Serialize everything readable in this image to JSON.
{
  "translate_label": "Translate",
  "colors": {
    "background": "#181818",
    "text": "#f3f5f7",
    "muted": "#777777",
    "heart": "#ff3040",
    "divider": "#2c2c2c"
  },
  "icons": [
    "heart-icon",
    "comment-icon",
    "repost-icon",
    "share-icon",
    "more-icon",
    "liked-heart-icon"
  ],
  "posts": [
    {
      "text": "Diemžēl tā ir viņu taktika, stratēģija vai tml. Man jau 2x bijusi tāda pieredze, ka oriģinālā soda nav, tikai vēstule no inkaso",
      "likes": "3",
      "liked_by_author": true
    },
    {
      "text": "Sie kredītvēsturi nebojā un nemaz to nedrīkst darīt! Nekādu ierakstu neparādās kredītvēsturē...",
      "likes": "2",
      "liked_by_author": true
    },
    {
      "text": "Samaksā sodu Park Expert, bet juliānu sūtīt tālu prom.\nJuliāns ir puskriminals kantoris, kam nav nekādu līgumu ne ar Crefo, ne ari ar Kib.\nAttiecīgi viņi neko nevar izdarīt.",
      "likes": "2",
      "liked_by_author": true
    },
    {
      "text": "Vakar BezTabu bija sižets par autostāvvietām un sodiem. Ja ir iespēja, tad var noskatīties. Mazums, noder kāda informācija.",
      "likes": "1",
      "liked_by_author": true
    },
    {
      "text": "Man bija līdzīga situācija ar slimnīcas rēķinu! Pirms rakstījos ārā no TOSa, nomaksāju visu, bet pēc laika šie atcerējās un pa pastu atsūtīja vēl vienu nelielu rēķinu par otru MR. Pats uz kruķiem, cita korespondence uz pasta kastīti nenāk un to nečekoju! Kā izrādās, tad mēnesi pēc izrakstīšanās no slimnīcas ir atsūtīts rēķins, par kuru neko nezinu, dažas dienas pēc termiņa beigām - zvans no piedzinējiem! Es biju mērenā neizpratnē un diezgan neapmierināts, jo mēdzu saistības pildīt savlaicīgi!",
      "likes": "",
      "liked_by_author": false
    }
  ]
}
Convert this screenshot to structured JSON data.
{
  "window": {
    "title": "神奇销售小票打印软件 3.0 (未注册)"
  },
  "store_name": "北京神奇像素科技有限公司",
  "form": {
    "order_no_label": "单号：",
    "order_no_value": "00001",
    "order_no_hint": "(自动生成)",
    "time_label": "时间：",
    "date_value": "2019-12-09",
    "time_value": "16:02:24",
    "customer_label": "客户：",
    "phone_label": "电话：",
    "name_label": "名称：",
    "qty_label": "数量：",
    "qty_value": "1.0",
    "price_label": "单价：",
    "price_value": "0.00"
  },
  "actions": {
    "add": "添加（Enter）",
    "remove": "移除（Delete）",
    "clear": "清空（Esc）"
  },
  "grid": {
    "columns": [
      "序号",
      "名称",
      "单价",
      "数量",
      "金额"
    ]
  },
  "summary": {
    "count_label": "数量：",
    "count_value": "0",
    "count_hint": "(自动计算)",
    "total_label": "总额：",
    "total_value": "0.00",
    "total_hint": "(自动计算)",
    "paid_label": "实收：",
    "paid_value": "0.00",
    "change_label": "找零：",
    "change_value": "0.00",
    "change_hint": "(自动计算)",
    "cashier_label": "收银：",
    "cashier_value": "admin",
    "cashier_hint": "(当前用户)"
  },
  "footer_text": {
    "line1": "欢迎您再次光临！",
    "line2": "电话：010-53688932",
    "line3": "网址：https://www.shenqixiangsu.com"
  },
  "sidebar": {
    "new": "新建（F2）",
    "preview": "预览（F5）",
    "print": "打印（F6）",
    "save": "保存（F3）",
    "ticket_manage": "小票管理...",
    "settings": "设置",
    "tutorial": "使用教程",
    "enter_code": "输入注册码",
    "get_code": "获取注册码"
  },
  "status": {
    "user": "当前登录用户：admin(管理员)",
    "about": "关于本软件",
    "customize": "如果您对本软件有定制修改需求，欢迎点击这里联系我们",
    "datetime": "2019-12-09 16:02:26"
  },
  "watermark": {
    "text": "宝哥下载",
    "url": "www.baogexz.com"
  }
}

┄┄┄┄┄┄┄┄┄┄

▶ [TASK INSTRUCTIONS]
Find every line in the records above that holds the word "this", and copy each one.

▶ [SOLUTION TO THE PROBLEM]
Serialize everything readable in this image to JSON.
Convert this screenshot to structured JSON data.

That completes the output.